_Brief:_
Reproduce the material word for word, from its first line through the line containing "legend-label: Weakfish bbox=[1545, 411, 1701, 453]".

## Begin Record extracts

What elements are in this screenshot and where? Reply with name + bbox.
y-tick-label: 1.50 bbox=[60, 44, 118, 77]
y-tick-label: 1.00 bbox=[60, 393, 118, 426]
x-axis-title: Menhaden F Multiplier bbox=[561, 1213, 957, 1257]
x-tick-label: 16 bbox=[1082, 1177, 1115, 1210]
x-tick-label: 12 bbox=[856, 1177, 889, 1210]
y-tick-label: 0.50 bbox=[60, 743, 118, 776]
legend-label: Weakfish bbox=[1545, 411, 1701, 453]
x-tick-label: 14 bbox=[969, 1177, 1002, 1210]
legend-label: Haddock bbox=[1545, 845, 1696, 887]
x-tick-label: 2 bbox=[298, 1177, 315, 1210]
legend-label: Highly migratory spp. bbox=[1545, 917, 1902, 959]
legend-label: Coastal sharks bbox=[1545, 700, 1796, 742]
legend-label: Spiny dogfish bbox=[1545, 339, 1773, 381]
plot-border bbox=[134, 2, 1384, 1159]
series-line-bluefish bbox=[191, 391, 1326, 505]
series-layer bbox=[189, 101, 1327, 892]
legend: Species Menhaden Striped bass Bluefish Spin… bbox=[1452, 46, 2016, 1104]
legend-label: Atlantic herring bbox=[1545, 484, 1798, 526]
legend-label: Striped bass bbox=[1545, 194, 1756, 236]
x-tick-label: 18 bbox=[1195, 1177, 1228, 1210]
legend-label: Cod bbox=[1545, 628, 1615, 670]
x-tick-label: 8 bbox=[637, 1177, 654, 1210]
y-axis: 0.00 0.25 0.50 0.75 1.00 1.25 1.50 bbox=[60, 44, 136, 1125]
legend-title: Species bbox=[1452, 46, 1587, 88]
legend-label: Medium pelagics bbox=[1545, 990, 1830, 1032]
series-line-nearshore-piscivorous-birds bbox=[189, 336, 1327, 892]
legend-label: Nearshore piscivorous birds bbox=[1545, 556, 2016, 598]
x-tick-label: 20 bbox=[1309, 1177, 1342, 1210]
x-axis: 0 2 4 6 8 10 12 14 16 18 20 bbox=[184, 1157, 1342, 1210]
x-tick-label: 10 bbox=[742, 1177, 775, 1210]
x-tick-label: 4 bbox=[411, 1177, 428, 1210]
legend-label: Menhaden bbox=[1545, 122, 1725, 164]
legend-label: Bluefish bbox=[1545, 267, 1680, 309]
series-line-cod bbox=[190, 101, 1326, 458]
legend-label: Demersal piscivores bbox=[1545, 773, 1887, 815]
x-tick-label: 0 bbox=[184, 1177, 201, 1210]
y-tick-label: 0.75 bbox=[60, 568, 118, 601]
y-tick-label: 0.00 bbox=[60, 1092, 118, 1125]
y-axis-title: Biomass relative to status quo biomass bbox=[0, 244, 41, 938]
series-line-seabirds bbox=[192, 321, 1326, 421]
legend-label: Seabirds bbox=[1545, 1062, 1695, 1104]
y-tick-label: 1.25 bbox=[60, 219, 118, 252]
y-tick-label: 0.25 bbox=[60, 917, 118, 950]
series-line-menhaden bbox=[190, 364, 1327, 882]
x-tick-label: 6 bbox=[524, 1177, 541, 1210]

## End Record extracts

_Written answer:_
What elements are in this screenshot and where? Reply with name + bbox.
y-tick-label: 1.50 bbox=[60, 44, 118, 77]
y-tick-label: 1.00 bbox=[60, 393, 118, 426]
x-axis-title: Menhaden F Multiplier bbox=[561, 1213, 957, 1257]
x-tick-label: 16 bbox=[1082, 1177, 1115, 1210]
x-tick-label: 12 bbox=[856, 1177, 889, 1210]
y-tick-label: 0.50 bbox=[60, 743, 118, 776]
legend-label: Weakfish bbox=[1545, 411, 1701, 453]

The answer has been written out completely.